**What you will do**
From the records below, give the number of lines that contain the string "amylovora", without any other text.

**Data provided**
-----
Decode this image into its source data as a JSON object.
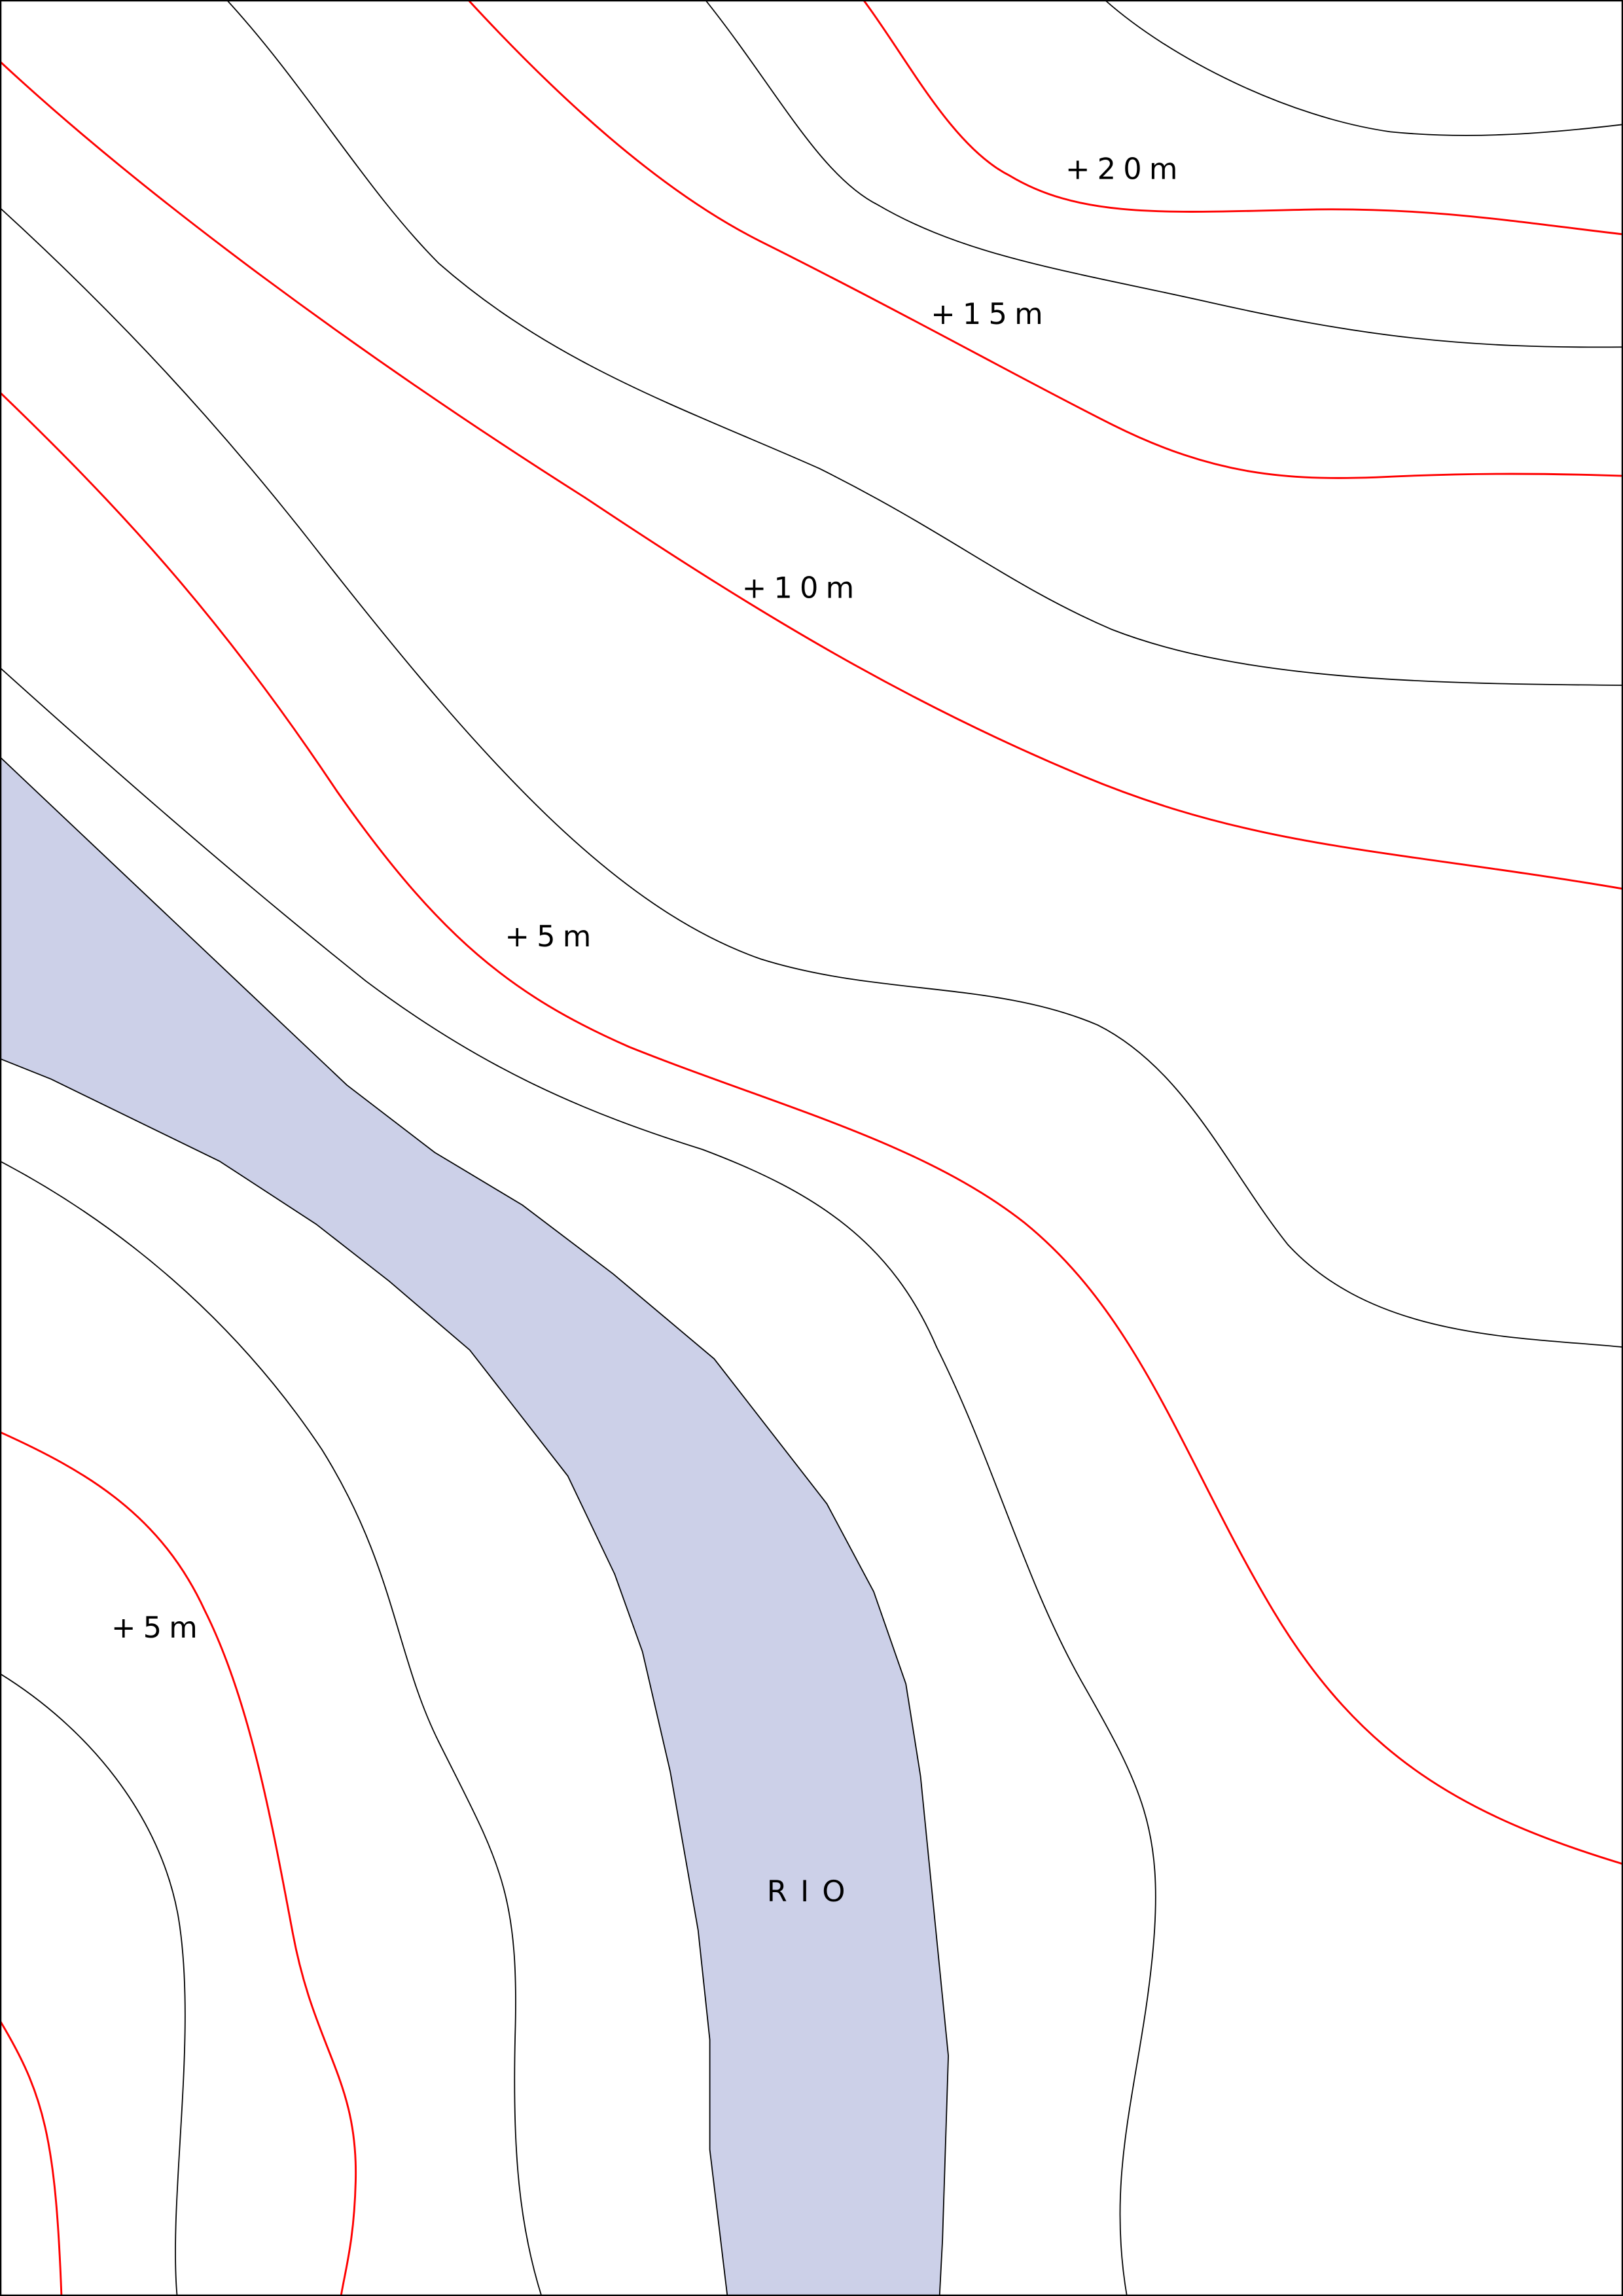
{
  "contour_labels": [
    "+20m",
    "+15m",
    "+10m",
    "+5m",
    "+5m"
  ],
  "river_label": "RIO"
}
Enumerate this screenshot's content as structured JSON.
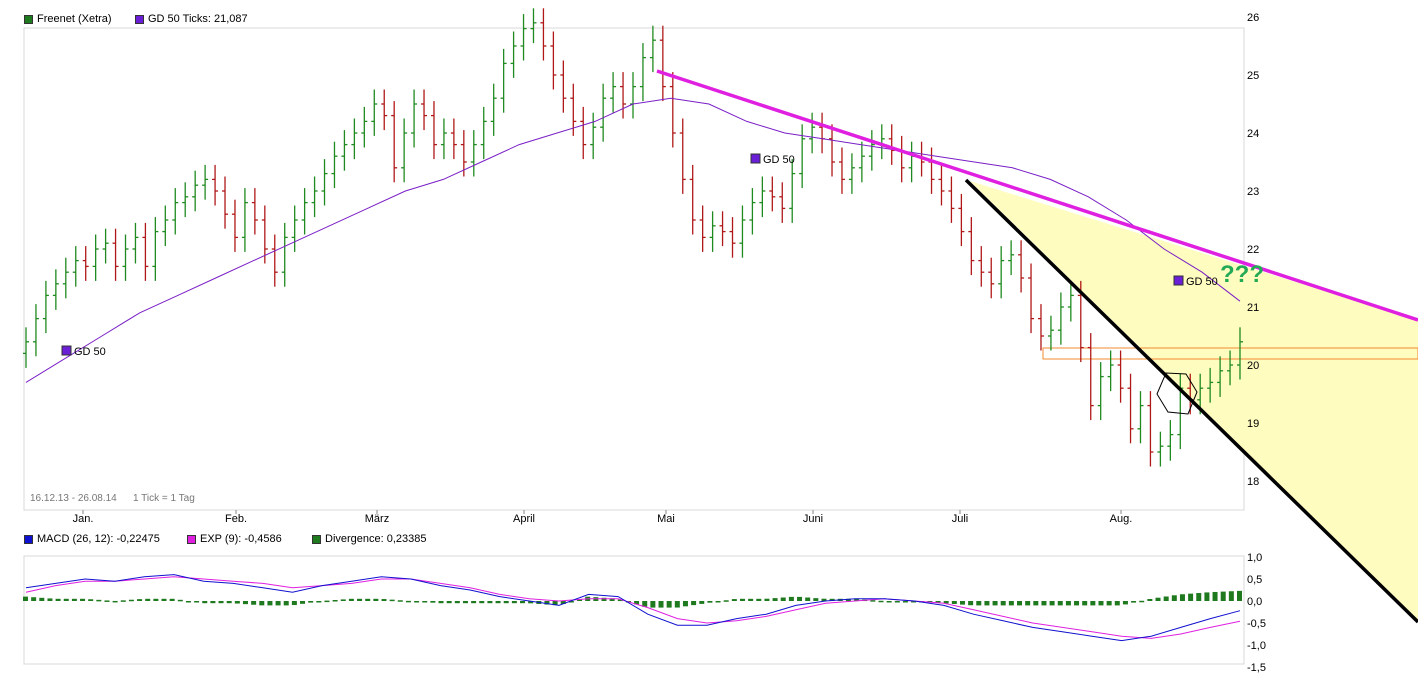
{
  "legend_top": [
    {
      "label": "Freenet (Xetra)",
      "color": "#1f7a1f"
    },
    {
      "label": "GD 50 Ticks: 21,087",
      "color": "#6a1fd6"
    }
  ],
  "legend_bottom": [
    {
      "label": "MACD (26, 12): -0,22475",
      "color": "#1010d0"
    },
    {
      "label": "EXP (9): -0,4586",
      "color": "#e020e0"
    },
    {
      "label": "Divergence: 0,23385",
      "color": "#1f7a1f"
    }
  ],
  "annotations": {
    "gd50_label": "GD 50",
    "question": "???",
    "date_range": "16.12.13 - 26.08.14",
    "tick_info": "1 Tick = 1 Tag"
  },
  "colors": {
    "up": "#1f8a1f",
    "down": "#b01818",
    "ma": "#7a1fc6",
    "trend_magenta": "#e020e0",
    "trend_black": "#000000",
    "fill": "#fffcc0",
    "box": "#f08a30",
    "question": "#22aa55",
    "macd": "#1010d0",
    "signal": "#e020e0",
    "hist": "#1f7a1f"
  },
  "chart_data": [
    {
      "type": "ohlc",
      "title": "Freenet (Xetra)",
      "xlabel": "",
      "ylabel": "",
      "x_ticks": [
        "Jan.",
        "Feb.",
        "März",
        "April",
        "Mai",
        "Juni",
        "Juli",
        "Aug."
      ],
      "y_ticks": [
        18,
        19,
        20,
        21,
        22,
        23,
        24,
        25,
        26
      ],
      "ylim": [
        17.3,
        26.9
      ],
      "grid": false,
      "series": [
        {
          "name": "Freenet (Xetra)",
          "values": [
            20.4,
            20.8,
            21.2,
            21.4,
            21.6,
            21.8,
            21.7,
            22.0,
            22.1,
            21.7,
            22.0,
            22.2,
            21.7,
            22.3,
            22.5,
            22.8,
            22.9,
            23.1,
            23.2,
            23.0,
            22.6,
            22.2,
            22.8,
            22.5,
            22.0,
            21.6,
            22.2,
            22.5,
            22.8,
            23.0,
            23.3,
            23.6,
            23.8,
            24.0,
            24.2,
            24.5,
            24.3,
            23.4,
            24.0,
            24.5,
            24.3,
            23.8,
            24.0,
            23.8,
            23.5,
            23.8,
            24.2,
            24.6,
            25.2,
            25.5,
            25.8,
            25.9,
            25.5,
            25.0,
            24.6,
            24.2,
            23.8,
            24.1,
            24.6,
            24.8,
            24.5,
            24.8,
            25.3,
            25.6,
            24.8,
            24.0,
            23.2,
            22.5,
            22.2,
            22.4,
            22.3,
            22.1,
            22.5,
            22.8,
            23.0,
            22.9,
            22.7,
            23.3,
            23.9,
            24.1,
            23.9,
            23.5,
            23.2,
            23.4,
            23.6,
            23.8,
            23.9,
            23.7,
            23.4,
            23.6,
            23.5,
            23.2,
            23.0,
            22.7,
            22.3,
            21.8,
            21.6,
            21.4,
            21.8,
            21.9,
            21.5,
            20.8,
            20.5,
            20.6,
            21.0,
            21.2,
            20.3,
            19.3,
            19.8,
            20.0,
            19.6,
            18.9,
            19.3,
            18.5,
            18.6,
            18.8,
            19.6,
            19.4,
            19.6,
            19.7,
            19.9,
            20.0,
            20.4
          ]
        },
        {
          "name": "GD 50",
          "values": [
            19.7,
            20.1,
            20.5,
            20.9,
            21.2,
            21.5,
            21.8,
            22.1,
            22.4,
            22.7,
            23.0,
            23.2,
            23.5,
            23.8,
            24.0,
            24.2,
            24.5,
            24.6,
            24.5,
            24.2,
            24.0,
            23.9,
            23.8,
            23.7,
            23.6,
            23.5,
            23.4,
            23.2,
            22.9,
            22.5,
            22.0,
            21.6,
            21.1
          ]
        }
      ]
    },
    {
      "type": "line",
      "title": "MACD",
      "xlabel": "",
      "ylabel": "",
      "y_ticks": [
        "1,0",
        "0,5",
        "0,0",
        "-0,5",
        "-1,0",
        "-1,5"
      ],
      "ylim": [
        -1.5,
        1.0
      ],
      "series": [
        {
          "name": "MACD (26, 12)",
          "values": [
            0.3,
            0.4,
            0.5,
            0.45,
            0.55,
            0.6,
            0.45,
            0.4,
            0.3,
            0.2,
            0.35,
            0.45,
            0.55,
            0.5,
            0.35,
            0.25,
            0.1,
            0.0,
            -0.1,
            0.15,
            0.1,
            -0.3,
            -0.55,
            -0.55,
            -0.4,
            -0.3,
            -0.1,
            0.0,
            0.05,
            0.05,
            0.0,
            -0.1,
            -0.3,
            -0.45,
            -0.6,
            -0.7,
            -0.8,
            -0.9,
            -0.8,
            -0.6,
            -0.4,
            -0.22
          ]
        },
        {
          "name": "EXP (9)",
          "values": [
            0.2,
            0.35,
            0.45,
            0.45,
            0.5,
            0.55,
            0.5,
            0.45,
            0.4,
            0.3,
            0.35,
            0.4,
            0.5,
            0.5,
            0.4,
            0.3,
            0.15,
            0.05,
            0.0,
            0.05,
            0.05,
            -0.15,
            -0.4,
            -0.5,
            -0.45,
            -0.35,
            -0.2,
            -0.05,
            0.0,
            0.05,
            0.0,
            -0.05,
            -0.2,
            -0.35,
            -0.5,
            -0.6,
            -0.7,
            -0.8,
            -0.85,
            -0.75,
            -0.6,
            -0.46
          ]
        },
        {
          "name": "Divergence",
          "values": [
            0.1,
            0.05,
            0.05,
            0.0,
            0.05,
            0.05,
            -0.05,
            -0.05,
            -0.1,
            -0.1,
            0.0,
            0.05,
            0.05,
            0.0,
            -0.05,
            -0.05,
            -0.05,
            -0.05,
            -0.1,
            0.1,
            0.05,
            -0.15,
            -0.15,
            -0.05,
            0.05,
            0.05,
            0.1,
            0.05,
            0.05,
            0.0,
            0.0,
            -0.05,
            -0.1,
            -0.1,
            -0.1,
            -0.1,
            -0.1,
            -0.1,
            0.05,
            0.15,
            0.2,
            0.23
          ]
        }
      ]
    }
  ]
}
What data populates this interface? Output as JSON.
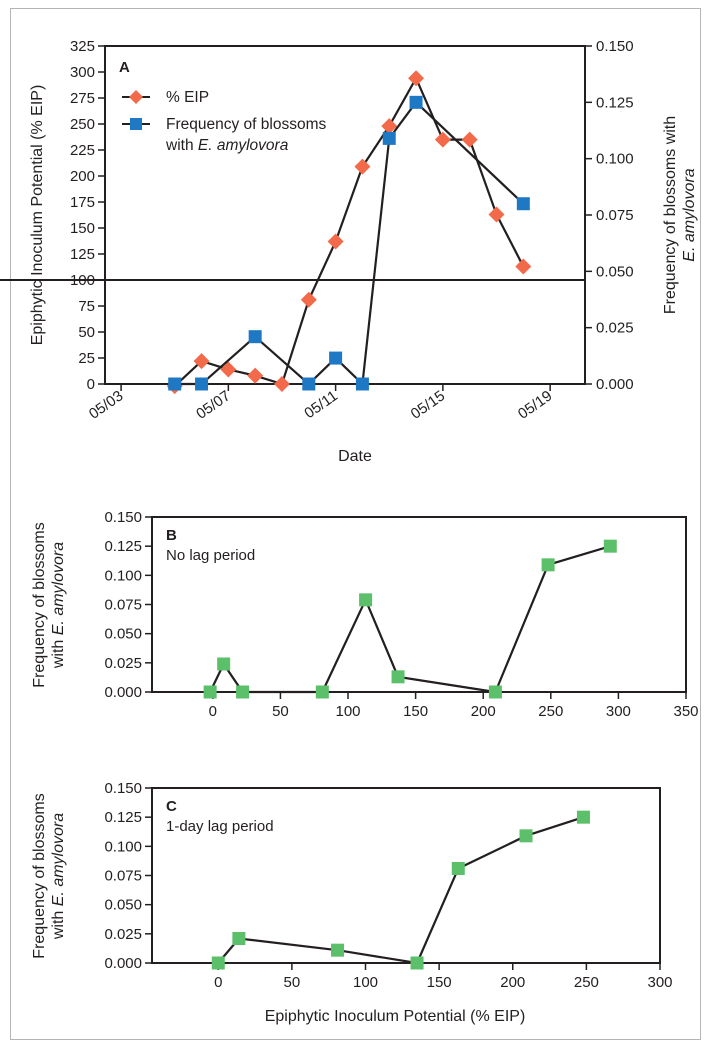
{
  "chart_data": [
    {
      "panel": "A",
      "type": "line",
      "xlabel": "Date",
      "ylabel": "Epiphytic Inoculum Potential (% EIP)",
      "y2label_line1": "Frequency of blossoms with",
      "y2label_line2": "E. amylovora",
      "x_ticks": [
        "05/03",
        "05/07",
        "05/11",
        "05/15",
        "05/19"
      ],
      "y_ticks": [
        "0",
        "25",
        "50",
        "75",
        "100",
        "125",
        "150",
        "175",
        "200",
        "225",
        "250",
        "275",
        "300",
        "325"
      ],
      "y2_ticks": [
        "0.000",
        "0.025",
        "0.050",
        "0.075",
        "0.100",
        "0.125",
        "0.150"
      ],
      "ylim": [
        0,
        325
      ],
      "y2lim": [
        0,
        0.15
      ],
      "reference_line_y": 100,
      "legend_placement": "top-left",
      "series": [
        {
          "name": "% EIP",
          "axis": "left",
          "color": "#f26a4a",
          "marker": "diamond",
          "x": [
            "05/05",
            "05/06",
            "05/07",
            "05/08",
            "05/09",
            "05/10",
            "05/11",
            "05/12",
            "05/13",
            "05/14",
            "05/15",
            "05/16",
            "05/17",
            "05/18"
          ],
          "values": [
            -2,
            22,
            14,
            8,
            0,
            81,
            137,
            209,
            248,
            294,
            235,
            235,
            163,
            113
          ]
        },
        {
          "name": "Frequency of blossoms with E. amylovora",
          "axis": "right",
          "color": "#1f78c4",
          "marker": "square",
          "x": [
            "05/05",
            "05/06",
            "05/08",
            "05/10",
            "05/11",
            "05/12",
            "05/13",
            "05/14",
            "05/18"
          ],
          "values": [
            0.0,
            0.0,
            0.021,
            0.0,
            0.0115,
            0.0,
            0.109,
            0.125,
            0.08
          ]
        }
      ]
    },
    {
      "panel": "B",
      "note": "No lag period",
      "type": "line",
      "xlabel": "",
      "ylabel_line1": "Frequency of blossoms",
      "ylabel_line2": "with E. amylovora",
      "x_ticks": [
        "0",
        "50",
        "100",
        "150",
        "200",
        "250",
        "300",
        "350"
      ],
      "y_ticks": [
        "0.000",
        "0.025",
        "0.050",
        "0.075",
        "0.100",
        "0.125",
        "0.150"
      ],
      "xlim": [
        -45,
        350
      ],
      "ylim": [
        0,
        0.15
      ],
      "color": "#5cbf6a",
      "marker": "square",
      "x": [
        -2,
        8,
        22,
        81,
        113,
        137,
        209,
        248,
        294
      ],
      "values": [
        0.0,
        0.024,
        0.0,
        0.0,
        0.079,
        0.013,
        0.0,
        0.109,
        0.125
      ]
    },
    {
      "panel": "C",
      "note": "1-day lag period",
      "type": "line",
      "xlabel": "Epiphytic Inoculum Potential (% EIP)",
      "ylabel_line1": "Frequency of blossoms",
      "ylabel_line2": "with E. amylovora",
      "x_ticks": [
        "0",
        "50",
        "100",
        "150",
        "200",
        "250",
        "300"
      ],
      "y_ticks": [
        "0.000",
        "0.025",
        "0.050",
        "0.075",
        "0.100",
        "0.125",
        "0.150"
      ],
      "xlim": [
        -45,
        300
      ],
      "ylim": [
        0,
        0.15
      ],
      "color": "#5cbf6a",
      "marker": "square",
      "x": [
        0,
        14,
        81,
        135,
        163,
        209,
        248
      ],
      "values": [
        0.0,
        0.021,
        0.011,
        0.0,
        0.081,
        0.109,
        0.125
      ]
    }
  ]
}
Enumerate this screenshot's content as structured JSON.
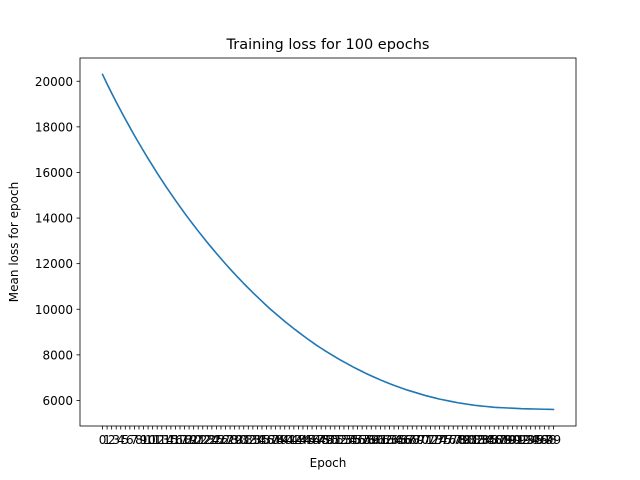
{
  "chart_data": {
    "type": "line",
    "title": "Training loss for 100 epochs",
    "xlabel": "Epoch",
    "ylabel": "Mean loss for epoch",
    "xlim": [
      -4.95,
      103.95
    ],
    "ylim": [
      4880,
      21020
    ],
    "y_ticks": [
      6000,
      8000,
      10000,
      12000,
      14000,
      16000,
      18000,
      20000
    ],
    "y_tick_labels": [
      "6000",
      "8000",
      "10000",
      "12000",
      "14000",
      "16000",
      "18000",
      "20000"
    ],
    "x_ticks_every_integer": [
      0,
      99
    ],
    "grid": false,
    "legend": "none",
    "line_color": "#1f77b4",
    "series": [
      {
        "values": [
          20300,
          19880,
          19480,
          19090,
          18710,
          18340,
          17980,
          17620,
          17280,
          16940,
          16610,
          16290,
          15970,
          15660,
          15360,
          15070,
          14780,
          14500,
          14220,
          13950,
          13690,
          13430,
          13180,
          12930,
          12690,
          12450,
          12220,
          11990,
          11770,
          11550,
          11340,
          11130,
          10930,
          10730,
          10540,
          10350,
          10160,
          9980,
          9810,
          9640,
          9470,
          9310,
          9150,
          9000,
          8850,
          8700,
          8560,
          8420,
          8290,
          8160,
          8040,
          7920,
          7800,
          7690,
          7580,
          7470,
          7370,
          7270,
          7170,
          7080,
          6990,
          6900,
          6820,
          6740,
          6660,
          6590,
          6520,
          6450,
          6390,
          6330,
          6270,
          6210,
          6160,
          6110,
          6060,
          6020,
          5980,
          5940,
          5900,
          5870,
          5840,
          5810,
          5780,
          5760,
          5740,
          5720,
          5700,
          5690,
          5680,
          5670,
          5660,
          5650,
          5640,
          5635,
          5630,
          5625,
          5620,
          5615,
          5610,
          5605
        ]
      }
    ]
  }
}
-----
**Task response**
4